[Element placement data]
-- START --
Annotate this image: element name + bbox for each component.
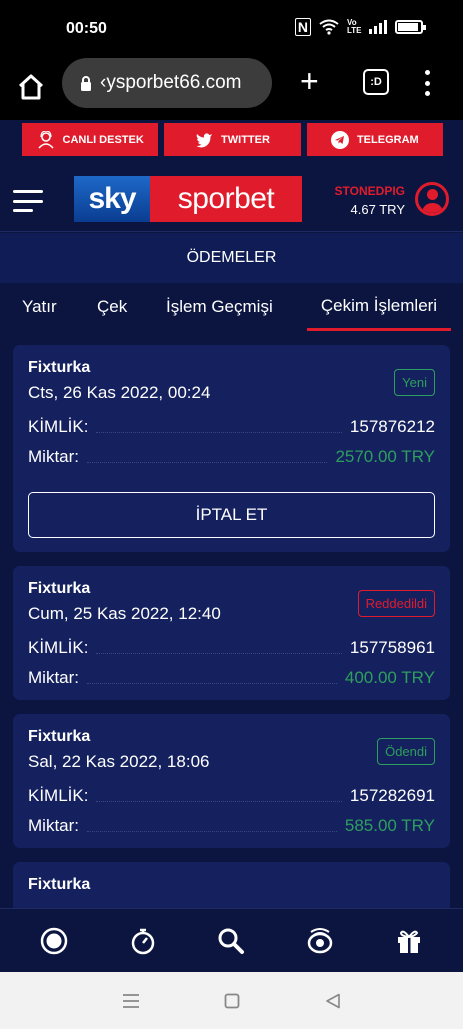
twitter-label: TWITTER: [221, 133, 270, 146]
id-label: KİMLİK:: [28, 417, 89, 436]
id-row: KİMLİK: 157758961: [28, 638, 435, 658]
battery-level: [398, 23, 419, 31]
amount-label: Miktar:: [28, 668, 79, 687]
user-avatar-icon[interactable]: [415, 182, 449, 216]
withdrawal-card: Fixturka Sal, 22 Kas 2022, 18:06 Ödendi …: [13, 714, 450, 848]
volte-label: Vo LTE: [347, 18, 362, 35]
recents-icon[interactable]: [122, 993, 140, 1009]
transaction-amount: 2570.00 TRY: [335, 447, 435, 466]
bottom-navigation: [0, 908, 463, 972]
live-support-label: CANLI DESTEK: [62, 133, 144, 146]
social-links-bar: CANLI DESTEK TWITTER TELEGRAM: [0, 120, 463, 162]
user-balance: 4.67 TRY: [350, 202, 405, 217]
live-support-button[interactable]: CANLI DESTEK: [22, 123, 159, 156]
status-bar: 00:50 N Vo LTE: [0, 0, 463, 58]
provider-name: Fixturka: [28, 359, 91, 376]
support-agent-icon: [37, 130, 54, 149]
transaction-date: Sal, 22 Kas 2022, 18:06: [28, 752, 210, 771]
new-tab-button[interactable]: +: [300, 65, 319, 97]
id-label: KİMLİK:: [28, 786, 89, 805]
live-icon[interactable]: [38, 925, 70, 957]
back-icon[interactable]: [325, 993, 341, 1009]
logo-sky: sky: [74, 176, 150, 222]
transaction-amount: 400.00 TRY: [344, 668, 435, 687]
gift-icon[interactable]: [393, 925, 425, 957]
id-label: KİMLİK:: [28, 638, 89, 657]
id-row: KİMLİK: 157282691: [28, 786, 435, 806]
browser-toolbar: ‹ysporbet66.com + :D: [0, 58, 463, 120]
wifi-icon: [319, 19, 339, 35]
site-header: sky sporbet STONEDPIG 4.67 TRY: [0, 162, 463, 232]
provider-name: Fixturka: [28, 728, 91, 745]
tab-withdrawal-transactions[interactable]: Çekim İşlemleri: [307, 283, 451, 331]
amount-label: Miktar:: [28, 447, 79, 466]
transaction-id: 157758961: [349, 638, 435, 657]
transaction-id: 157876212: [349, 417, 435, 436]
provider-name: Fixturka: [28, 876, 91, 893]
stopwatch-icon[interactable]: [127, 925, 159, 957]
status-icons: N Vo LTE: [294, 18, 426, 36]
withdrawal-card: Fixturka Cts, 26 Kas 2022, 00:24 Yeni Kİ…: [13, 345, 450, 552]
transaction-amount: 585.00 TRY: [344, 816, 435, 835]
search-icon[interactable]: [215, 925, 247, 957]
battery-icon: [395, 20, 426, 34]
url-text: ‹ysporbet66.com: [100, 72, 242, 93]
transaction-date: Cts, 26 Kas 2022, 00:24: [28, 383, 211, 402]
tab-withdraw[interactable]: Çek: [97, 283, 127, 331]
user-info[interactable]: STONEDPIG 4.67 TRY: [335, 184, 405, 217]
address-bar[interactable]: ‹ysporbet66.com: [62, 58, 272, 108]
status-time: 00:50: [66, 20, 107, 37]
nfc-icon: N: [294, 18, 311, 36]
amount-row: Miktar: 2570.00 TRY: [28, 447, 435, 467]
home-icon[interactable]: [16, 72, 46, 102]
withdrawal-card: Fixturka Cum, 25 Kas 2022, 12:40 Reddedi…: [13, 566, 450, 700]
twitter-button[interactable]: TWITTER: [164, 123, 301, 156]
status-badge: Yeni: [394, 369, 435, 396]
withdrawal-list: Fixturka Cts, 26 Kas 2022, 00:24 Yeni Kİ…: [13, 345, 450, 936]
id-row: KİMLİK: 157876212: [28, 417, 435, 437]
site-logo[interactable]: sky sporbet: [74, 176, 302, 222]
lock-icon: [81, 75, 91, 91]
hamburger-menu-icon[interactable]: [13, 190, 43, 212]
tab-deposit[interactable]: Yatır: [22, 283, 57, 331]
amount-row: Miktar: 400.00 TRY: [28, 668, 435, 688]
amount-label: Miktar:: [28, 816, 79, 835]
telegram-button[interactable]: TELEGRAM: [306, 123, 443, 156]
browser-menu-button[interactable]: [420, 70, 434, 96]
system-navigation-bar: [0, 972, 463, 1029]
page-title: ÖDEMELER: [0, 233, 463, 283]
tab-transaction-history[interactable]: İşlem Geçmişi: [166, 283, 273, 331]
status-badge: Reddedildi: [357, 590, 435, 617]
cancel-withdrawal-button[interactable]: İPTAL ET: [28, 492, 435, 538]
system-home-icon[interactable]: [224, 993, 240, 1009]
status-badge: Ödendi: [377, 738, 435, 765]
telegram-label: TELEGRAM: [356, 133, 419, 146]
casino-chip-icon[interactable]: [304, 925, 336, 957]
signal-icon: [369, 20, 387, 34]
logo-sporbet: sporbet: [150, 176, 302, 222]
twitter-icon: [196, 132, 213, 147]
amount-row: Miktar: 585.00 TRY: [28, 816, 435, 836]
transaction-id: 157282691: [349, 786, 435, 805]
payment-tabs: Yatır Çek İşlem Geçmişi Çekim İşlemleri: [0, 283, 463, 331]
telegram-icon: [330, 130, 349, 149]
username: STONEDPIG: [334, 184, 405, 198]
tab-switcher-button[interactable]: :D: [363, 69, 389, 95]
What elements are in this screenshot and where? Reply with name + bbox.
-- END --
**What you should do:** Rewrite everything from the line containing "twitter-label: TWITTER: [221, 133, 270, 146]" down to the line containing "provider-name: Fixturka: [28, 728, 91, 745]" in the listing, changing "id-label" to "identity-label" and leaving all else unchanged.

**Solution:**
twitter-label: TWITTER: [221, 133, 270, 146]
identity-label: KİMLİK:: [28, 417, 89, 436]
id-row: KİMLİK: 157758961: [28, 638, 435, 658]
battery-level: [398, 23, 419, 31]
amount-label: Miktar:: [28, 668, 79, 687]
user-avatar-icon[interactable]: [415, 182, 449, 216]
withdrawal-card: Fixturka Sal, 22 Kas 2022, 18:06 Ödendi …: [13, 714, 450, 848]
volte-label: Vo LTE: [347, 18, 362, 35]
recents-icon[interactable]: [122, 993, 140, 1009]
transaction-amount: 2570.00 TRY: [335, 447, 435, 466]
bottom-navigation: [0, 908, 463, 972]
live-support-label: CANLI DESTEK: [62, 133, 144, 146]
social-links-bar: CANLI DESTEK TWITTER TELEGRAM: [0, 120, 463, 162]
user-balance: 4.67 TRY: [350, 202, 405, 217]
live-support-button[interactable]: CANLI DESTEK: [22, 123, 159, 156]
status-bar: 00:50 N Vo LTE: [0, 0, 463, 58]
provider-name: Fixturka: [28, 359, 91, 376]
support-agent-icon: [37, 130, 54, 149]
transaction-date: Sal, 22 Kas 2022, 18:06: [28, 752, 210, 771]
new-tab-button[interactable]: +: [300, 65, 319, 97]
identity-label: KİMLİK:: [28, 786, 89, 805]
live-icon[interactable]: [38, 925, 70, 957]
back-icon[interactable]: [325, 993, 341, 1009]
logo-sky: sky: [74, 176, 150, 222]
transaction-amount: 400.00 TRY: [344, 668, 435, 687]
gift-icon[interactable]: [393, 925, 425, 957]
identity-label: KİMLİK:: [28, 638, 89, 657]
id-row: KİMLİK: 157282691: [28, 786, 435, 806]
browser-toolbar: ‹ysporbet66.com + :D: [0, 58, 463, 120]
wifi-icon: [319, 19, 339, 35]
site-header: sky sporbet STONEDPIG 4.67 TRY: [0, 162, 463, 232]
provider-name: Fixturka: [28, 728, 91, 745]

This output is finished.